任务目标 A → 将人脸数据集构建一文中的句子“通常自定义数据集的构建可以分为 2 步：数据收集、数据整理。”译成英文。
任务目标 B → 从人脸数据集构建一文停止之处接着往下续写。

【计算机视觉技术 - 人脸生成】1.人脸数据集构建

🕗 发布于 2024-11-28 13:48 计算机视觉 人工智能

一、实验目的

本实验旨在学习如何构建自定义的人脸数据集，并将其应用于图像生成任务中。具体来说，本任务是一个条件生成任务，即给定一个人脸的类别标签（如超模脸、动漫脸、萌娃脸、明星脸等），生成与该类别标签相对应的人脸图像。

二、硬件与软件环境

以下是我的设备配置：

处理器：12th Gen Intel(R) Core(TM) i5-12450H，2.00 GHz

内存：16.0 GB (15.8 GB 可用)

系统类型：64 位操作系统，基于 x64 的处理器

显卡：NVIDIA GeForce RTX 3060 Laptop GPU

GPU核心频率：210 MHz

显存频率：405 MHz

GPU性能状态：8

操作系统：Windows 11 家庭中文版

开发工具：PyCharm 2023.3.1 (Professional Edition)，Python 3.11

三、实验内容

1.人脸数据集构建。

1.1创建Flask项目

这是需要完成的整体目录结构：

通常自定义数据集的构建可以分为 2 步：数据收集、数据整理。

1.2 人脸图像收集

与公开数据集不同，我们需要根据需要从web上收集数据。这里我们主要通过python爬取百度图片网页上的图像。在根目录上新建一个download_data.py文件，编写代码如下:

download_data.py

import os
import requests
import re
from tqdm import tqdm

def get_image_type(url):
    return "png" if ".png" in url else "jpg" if ".jpg" in url or ".jpeg" in url else None

def get_urls_one_page(url):
    try:
        response = requests.get(url, timeout=10)

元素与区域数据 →
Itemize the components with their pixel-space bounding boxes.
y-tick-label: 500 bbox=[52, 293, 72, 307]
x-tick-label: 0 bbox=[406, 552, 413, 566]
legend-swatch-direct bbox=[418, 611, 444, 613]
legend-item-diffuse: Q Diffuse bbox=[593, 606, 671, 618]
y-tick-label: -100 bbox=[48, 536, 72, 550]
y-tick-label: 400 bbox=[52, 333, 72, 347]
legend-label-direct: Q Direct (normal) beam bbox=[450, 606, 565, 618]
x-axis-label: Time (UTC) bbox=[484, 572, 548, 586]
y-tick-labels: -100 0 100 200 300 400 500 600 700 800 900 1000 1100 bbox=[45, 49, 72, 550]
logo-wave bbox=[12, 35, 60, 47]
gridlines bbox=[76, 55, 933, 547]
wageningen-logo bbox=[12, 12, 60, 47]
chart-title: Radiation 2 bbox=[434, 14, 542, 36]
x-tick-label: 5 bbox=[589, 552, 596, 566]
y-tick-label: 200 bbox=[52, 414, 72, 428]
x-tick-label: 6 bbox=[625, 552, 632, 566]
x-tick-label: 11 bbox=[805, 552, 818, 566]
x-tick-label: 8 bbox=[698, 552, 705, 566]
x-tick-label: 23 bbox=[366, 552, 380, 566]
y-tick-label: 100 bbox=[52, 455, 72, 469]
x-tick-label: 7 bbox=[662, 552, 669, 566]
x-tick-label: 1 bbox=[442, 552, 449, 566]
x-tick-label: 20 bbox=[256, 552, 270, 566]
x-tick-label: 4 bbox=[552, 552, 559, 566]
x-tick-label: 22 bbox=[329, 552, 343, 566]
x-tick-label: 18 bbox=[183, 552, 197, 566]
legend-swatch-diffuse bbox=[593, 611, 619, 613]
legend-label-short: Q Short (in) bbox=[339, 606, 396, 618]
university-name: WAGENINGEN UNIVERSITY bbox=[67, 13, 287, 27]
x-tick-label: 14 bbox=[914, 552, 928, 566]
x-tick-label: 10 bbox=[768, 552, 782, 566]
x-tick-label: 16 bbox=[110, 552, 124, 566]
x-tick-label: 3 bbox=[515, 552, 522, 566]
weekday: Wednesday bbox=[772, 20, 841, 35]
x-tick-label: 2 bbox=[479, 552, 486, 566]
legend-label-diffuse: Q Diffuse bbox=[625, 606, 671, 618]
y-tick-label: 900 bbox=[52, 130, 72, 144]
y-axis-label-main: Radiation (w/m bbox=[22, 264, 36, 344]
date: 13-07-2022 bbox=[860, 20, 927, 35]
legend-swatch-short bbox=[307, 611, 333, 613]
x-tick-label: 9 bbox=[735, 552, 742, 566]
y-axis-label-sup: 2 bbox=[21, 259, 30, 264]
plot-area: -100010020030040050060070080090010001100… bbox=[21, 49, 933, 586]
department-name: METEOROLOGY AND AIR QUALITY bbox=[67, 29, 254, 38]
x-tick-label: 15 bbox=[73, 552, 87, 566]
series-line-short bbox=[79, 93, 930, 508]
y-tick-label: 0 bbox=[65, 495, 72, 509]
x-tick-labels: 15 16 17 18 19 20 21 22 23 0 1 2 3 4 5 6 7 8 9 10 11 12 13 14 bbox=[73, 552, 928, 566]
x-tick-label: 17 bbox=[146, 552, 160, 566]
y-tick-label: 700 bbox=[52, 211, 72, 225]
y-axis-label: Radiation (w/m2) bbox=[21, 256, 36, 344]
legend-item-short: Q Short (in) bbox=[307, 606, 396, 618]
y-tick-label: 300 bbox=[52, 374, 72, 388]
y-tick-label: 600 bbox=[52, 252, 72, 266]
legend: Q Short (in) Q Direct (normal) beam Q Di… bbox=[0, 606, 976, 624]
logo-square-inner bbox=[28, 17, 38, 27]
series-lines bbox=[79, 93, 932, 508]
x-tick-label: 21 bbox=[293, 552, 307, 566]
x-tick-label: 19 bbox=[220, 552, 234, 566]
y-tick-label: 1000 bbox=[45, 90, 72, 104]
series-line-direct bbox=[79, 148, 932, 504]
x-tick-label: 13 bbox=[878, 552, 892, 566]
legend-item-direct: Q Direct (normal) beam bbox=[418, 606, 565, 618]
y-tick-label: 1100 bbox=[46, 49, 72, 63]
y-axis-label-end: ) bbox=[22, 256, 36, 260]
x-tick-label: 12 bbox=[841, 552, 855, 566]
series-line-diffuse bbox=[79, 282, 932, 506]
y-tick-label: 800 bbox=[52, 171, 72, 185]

参考答案 A → Building a custom dataset can usually be divided into two steps: data collection and data organization.

参考答案 B →
        response.raise_for_status()
        response.encoding = 'utf-8'
        html = response.text
        url_pictures_this_page = re.findall(r'"objURL":"(.*?)",', html)
        url_next_page_prefix = re.findall(r'<a href="(.*?)" class="next">下一页</a>', html)
        url_next_page = f"http://image.baidu.com/{url_next_page_prefix[0]}" if url_next_page_prefix else None
        return url_pictures_this_page, url_next_page
    except requests.RequestException as e:
        print(f"请求页面出错: {e}")
        return [], None

def download_image(url, save_dir, index, image_type):
    try:
        picture = requests.get(url, timeout=10)
        picture.raise_for_status()
        name = f"{save_dir}/{index}.{image_type}"
        with open(name, 'wb') as f:
            f.write(picture.content)
        print(f"第{index + 1}张图片下载成功")
    except Exception as e:
        print(f"第{index + 1}张图片下载失败! 错误: {e}")

def download_images(keyWord, save_dir, number):
    if not os.path.exists(save_dir):
        os.makedirs(save_dir)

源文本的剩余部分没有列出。